▶ [Work to be completed] List each line of the data that holds the word "Fahrzeuginnenraum".

▶ [Given entries]
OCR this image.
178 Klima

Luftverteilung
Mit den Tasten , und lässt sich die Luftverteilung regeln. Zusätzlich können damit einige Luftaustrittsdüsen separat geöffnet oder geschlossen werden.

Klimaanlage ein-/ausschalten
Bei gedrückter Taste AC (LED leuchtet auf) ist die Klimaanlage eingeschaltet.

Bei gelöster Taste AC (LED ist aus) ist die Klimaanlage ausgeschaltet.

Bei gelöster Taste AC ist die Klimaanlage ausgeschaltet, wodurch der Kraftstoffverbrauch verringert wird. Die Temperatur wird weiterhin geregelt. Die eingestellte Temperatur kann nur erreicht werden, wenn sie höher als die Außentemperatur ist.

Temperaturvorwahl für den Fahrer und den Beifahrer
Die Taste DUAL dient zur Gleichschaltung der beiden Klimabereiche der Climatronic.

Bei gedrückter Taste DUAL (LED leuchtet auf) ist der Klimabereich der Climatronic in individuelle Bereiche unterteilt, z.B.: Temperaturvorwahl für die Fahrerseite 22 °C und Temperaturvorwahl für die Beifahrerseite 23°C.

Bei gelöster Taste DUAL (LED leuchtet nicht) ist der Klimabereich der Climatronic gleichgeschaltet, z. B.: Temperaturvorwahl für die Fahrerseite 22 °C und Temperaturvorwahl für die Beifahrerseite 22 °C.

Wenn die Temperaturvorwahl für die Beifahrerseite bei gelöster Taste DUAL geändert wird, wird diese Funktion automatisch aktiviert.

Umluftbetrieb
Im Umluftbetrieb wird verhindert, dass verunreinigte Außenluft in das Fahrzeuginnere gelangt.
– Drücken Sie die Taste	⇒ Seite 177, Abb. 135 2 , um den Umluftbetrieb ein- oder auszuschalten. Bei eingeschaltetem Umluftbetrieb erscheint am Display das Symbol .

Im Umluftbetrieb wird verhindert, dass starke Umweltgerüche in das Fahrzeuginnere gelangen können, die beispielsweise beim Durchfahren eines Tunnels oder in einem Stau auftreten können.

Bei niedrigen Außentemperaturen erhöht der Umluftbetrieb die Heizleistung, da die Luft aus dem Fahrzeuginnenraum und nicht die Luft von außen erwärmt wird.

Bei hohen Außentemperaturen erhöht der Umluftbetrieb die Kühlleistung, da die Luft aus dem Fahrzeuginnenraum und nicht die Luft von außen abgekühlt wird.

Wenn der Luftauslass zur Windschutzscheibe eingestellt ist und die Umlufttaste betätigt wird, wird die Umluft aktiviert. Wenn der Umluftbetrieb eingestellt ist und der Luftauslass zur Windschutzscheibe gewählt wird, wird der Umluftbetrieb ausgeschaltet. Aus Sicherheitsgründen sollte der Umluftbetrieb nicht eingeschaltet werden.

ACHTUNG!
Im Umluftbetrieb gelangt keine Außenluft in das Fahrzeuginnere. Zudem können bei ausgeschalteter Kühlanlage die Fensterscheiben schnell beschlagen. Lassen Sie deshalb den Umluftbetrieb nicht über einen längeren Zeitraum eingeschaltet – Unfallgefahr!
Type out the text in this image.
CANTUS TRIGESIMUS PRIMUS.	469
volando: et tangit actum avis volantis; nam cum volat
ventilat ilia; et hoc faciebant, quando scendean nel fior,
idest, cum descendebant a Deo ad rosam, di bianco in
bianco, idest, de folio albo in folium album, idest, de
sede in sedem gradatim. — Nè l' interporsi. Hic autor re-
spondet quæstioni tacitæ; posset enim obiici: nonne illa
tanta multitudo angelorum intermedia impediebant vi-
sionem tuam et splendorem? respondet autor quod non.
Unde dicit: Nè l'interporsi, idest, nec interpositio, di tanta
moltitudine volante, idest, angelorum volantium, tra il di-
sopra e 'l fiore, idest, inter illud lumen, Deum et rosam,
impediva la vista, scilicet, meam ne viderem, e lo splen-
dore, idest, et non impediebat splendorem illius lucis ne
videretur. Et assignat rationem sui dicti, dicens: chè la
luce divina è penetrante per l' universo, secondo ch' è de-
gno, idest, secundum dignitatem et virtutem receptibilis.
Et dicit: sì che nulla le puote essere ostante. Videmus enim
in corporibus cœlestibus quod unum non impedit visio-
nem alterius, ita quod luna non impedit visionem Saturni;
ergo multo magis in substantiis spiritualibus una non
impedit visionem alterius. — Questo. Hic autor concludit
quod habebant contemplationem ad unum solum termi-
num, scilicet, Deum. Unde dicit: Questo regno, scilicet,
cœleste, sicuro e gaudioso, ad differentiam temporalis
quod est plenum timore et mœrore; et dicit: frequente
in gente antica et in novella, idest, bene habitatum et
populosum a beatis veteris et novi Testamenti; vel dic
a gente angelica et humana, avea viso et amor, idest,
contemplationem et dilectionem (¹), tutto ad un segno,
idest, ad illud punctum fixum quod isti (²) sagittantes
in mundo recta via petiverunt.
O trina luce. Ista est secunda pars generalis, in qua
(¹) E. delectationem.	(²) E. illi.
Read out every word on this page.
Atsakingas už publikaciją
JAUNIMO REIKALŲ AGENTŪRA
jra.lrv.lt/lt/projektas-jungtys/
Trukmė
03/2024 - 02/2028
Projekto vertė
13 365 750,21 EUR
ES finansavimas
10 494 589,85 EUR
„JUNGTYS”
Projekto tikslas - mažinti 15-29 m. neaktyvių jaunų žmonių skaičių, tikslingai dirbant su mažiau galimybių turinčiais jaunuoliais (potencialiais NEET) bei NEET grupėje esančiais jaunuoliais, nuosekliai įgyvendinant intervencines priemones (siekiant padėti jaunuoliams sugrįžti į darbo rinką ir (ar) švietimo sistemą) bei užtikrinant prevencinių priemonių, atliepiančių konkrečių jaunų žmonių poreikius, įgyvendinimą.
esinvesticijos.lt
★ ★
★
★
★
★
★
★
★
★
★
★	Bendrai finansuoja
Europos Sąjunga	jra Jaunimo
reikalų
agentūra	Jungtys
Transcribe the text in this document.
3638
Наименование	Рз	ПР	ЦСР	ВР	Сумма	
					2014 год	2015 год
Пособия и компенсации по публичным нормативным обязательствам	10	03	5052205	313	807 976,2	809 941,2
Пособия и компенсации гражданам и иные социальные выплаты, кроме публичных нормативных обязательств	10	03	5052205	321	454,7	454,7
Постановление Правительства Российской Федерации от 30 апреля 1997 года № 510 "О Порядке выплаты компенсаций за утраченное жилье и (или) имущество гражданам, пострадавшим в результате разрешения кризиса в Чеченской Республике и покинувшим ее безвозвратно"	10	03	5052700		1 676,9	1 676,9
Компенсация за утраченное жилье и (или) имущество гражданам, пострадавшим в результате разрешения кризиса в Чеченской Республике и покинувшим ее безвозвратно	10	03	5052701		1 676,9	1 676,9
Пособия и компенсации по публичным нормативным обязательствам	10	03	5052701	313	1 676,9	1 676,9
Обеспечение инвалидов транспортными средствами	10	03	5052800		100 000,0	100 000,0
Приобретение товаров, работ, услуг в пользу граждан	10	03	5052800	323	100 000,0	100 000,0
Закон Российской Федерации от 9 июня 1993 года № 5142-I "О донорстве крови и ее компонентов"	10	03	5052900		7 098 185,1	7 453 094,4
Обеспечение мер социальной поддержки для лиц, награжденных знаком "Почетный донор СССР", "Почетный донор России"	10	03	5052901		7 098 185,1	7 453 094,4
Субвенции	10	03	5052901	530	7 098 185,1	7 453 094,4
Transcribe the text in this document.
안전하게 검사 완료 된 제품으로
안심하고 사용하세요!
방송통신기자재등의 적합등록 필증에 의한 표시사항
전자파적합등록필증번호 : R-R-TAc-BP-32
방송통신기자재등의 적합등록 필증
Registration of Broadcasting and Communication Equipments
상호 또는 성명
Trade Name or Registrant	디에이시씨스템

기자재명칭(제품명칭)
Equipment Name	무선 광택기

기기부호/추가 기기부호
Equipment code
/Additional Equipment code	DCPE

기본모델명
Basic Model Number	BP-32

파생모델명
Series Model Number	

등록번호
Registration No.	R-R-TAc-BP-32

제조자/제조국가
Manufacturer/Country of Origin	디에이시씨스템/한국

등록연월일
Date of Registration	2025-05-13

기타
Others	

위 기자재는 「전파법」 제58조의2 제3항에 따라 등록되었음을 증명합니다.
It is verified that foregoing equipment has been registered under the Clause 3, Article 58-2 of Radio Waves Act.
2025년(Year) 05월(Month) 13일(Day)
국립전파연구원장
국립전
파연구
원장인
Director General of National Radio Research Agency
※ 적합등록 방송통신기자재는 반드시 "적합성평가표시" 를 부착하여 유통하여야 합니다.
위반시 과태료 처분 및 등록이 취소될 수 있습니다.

▶ [In response]
Bei niedrigen Außentemperaturen erhöht der Umluftbetrieb die Heizleistung, da die Luft aus dem Fahrzeuginnenraum und nicht die Luft von außen erwärmt wird.
Bei hohen Außentemperaturen erhöht der Umluftbetrieb die Kühlleistung, da die Luft aus dem Fahrzeuginnenraum und nicht die Luft von außen abgekühlt wird.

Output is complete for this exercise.